**Goal:** Copy out every line that contains the word "text".

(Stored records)
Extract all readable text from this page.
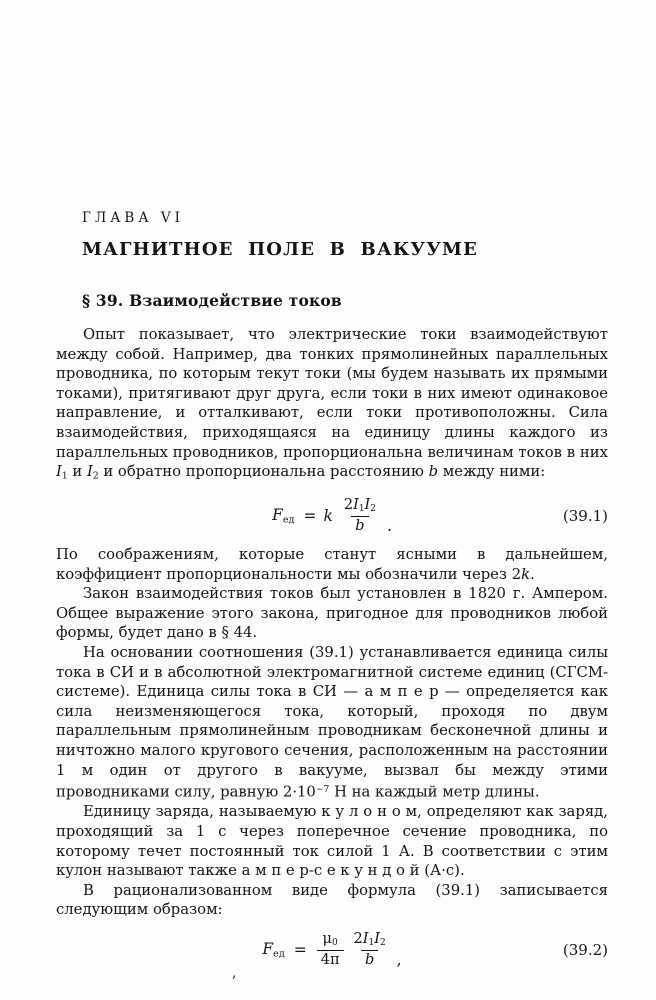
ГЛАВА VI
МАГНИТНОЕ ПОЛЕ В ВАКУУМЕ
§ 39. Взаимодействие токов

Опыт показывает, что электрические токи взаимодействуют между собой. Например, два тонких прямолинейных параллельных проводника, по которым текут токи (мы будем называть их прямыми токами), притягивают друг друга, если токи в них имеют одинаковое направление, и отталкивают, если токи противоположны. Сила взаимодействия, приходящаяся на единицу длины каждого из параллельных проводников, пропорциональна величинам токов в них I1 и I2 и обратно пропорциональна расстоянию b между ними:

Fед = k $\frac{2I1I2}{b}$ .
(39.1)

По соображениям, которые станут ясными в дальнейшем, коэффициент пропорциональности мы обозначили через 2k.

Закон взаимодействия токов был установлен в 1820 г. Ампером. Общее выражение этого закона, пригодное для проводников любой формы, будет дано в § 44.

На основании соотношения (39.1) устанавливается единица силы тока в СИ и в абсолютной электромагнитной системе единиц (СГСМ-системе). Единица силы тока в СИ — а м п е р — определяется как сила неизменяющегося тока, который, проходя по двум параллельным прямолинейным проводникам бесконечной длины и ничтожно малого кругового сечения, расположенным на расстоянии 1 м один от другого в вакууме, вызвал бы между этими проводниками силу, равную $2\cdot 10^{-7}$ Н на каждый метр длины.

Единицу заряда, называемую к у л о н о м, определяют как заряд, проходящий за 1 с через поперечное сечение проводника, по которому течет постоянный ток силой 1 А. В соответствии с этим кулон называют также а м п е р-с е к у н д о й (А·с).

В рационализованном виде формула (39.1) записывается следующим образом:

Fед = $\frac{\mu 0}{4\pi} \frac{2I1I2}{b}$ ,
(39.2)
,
...
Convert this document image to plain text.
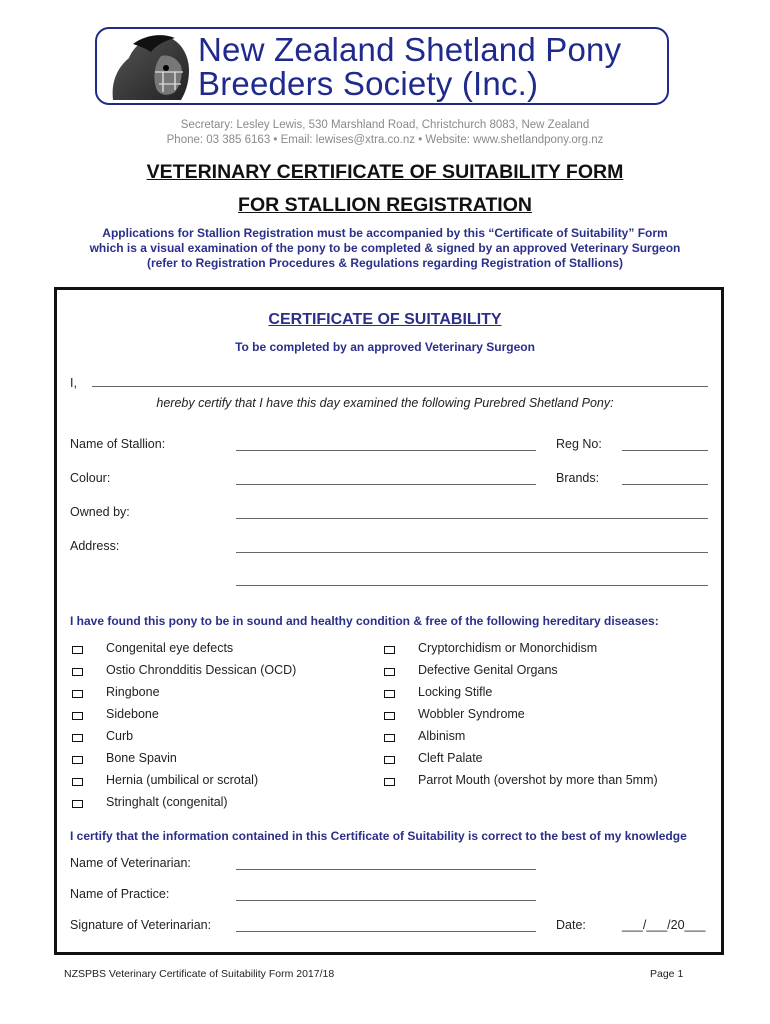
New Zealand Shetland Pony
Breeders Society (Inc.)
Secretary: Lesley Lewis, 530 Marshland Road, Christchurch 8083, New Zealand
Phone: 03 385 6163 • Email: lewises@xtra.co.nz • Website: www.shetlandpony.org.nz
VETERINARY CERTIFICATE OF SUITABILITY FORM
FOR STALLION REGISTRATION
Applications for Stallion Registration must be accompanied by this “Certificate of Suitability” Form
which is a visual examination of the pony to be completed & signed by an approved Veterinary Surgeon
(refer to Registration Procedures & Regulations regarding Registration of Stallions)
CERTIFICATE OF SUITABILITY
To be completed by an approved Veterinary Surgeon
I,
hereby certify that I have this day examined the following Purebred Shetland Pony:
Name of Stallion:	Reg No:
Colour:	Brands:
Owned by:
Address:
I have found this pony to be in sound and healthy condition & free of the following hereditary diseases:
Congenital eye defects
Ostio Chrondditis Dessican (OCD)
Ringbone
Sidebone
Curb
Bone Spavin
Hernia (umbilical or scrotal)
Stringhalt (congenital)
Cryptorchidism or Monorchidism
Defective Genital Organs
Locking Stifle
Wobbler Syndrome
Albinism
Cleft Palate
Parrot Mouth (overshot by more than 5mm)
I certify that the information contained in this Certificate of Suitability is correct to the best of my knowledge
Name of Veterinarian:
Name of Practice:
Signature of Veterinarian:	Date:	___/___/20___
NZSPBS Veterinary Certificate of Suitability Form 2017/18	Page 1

**Answer to this problem:**
Extract all readable text from this page.
Convert this document image to plain text.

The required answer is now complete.